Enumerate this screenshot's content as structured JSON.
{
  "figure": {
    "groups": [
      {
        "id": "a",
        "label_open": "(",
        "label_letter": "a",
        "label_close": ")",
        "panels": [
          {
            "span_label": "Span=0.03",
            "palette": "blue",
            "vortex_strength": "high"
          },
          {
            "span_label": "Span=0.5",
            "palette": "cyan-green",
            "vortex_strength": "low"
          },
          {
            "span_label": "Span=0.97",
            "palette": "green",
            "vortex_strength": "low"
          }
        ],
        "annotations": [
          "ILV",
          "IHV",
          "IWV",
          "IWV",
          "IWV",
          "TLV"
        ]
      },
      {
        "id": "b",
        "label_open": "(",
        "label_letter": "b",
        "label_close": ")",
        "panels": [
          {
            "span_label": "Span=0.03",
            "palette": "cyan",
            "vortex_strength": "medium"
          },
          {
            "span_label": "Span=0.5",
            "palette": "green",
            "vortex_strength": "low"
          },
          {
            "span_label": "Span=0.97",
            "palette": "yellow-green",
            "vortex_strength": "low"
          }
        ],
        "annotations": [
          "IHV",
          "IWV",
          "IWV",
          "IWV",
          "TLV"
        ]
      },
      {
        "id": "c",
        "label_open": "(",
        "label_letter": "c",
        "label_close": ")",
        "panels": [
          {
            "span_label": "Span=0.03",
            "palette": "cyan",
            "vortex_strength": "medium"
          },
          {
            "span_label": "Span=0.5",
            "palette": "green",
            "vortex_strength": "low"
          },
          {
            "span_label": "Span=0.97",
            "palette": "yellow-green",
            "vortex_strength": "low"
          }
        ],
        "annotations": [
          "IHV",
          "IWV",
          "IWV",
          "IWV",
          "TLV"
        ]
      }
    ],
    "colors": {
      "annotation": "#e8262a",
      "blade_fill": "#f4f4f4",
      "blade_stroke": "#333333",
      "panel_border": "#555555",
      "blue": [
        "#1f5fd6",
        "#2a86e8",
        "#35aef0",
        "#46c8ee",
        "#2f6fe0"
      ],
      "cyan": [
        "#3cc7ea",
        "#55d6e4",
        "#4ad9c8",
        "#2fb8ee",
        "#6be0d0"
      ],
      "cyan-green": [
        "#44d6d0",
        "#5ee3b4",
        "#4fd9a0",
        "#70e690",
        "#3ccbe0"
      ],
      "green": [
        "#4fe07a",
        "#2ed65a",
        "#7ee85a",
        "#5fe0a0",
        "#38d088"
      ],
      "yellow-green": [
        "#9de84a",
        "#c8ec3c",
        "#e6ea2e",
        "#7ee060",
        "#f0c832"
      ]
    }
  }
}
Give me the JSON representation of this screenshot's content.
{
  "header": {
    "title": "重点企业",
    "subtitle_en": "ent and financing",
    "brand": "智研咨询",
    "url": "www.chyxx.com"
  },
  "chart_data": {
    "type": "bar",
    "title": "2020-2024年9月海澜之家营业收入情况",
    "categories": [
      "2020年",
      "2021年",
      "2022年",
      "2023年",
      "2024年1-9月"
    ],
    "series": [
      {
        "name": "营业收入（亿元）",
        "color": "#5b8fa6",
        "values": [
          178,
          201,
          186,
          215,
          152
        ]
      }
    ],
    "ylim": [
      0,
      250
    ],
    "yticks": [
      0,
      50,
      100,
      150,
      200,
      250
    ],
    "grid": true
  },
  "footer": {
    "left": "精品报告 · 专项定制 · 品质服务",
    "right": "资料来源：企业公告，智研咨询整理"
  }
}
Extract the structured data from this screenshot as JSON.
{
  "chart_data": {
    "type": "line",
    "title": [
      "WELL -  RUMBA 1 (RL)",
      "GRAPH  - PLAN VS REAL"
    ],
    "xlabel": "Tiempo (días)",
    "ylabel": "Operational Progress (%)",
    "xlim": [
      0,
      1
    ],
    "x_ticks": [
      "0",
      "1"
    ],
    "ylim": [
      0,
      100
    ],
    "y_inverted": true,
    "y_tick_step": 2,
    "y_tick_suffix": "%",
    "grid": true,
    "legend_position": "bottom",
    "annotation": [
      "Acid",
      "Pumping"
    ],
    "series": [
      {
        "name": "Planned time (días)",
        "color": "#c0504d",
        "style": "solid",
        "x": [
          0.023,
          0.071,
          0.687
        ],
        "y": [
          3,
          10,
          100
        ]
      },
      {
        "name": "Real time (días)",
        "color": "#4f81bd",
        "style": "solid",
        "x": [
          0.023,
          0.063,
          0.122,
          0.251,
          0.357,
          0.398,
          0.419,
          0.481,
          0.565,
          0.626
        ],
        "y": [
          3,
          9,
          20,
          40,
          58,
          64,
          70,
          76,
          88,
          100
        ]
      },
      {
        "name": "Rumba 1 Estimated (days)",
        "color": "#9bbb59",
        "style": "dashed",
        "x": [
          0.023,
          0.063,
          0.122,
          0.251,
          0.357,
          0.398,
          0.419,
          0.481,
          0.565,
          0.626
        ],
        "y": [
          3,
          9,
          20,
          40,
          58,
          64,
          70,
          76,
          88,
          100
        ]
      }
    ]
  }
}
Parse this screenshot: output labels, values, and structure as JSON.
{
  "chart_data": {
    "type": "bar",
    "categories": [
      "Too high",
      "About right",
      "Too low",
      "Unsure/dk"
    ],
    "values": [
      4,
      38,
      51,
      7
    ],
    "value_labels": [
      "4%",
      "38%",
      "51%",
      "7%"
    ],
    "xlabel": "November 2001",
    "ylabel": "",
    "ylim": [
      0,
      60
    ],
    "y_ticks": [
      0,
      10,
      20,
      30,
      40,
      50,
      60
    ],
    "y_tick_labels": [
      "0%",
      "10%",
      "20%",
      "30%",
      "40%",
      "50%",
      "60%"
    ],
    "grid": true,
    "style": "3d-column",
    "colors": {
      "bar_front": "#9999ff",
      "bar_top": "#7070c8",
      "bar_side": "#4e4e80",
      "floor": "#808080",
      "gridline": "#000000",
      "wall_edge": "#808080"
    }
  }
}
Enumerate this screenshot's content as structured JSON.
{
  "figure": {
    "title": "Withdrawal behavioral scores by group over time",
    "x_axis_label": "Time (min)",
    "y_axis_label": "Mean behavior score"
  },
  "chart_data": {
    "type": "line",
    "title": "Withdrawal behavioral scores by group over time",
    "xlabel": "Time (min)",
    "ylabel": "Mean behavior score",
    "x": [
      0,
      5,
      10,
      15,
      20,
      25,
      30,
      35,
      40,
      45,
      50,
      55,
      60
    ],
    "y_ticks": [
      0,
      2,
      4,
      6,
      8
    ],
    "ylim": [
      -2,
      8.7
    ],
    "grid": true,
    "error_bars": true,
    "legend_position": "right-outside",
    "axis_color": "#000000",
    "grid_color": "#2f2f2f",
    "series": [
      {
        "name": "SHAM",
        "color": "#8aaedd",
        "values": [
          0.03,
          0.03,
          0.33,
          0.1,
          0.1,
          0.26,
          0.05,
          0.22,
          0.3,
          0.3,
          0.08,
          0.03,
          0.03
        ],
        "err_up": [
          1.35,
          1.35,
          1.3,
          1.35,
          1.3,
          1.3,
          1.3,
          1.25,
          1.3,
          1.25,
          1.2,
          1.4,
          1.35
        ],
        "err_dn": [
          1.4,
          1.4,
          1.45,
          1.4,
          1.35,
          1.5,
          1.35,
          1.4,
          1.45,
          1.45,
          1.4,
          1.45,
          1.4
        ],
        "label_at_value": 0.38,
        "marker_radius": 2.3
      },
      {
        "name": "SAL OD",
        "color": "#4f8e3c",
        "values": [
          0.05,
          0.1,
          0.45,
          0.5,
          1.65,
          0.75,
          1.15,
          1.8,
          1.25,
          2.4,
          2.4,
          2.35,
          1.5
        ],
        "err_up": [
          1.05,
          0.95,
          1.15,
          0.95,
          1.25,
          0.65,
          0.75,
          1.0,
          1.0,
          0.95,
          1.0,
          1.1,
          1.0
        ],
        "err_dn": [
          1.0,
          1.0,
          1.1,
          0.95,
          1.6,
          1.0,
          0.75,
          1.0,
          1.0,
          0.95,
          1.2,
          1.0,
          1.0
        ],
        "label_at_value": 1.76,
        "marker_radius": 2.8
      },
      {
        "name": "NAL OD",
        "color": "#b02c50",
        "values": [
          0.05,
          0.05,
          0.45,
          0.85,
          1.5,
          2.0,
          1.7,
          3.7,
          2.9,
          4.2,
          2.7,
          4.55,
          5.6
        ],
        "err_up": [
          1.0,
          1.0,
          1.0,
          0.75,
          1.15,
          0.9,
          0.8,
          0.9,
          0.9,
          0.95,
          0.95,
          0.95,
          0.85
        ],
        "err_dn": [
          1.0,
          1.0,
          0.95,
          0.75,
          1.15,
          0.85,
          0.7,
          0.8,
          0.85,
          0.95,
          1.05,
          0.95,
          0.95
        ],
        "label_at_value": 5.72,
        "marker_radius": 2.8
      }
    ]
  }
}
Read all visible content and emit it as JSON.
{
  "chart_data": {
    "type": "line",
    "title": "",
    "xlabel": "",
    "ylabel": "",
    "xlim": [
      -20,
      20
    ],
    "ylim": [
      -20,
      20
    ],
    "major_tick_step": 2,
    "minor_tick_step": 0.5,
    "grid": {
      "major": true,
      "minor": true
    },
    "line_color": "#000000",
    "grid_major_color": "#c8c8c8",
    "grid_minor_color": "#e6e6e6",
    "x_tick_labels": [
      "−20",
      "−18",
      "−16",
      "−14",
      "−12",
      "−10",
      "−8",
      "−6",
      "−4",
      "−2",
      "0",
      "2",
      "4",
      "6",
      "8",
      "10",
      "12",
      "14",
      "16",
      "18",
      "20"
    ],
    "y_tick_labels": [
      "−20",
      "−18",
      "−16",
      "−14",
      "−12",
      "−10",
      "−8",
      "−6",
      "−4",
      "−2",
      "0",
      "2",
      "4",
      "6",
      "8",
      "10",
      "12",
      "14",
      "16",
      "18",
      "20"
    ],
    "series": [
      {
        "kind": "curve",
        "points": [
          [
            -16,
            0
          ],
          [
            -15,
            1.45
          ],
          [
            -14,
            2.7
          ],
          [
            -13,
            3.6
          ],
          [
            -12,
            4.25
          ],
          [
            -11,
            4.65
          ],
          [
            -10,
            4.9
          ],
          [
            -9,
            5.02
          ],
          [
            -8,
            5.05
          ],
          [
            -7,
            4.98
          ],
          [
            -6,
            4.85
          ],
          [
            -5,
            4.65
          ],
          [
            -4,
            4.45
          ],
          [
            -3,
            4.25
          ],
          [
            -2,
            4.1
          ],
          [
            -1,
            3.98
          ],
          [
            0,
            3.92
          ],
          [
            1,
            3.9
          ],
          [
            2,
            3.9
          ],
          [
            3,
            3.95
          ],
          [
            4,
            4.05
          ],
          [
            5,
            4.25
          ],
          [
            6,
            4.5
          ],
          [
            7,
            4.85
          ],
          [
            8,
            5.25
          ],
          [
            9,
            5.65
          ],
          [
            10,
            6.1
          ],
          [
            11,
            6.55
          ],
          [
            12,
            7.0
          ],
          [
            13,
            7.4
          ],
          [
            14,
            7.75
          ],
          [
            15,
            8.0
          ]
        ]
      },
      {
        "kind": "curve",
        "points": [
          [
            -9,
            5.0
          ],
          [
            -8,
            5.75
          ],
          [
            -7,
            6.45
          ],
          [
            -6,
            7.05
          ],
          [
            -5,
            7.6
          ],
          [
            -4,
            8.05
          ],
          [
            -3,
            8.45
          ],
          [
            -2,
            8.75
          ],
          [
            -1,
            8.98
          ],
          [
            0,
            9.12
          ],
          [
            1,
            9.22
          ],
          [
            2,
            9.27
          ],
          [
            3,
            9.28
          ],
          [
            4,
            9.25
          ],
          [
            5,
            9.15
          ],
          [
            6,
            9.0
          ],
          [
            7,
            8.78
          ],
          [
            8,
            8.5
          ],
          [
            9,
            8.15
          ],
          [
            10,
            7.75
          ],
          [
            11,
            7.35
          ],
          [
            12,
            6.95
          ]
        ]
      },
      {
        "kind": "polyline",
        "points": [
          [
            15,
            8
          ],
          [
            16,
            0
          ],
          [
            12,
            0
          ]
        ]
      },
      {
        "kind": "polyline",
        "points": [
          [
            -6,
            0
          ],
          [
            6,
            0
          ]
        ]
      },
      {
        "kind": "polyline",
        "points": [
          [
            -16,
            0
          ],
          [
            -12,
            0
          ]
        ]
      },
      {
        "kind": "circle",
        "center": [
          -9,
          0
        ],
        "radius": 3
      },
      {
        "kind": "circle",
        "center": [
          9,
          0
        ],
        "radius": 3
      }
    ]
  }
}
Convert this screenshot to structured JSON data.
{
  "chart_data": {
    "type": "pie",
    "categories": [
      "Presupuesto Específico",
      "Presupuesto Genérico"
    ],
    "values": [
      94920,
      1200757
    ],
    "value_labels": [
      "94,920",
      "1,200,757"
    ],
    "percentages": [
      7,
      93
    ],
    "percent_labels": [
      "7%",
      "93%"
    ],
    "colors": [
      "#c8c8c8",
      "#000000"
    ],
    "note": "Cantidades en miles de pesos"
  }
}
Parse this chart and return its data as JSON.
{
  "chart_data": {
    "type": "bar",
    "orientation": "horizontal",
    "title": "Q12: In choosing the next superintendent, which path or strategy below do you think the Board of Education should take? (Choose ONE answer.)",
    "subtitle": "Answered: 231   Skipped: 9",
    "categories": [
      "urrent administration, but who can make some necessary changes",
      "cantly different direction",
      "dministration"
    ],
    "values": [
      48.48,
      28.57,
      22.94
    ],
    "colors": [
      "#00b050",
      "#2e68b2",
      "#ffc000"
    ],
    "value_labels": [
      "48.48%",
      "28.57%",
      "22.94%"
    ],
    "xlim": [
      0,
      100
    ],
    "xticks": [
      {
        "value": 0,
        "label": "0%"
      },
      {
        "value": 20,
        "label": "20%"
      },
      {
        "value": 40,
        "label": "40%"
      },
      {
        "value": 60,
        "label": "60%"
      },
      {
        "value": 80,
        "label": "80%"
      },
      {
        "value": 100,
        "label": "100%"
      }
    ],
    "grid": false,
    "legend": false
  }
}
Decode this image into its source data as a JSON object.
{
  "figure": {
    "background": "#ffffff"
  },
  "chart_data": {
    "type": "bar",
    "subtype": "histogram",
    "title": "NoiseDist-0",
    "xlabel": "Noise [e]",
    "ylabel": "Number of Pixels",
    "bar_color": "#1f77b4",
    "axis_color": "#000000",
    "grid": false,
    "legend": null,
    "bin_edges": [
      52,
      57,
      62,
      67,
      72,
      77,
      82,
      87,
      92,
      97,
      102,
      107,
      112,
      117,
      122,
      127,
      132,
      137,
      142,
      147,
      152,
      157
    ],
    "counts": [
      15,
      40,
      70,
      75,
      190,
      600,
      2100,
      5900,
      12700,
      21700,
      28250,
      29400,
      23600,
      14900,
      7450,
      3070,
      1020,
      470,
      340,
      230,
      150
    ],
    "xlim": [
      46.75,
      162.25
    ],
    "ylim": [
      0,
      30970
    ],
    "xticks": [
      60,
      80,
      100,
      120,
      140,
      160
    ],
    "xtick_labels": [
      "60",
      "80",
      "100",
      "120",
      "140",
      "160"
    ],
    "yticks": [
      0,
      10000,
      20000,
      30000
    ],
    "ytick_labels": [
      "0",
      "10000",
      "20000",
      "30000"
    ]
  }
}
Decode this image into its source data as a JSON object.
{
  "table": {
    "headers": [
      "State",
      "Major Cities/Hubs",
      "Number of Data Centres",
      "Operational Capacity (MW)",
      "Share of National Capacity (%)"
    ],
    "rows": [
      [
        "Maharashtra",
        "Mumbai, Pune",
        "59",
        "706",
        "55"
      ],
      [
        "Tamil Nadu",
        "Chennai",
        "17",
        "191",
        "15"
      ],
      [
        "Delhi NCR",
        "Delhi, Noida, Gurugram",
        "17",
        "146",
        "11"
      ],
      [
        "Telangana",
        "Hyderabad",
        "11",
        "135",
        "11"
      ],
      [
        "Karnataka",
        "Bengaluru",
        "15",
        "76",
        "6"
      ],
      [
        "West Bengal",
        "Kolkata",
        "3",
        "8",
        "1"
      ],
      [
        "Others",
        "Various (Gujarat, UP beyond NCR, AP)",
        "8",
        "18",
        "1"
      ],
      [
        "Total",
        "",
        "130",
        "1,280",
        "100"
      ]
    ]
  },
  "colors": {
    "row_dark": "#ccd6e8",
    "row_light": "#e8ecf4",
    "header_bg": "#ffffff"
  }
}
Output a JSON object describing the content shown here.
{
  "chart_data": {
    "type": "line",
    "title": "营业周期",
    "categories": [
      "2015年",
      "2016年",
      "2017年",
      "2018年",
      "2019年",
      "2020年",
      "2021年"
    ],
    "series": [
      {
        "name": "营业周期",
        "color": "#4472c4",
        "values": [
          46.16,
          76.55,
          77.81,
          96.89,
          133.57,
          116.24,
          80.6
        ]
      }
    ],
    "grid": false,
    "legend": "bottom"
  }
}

____

The exercise:
Copy out every line from the data above that has "content" in it.

Written reply:
Enumerate this screenshot's content as structured JSON.
Give me the JSON representation of this screenshot's content.
Enumerate this screenshot's content as structured JSON.
Read all visible content and emit it as JSON.
Output a JSON object describing the content shown here.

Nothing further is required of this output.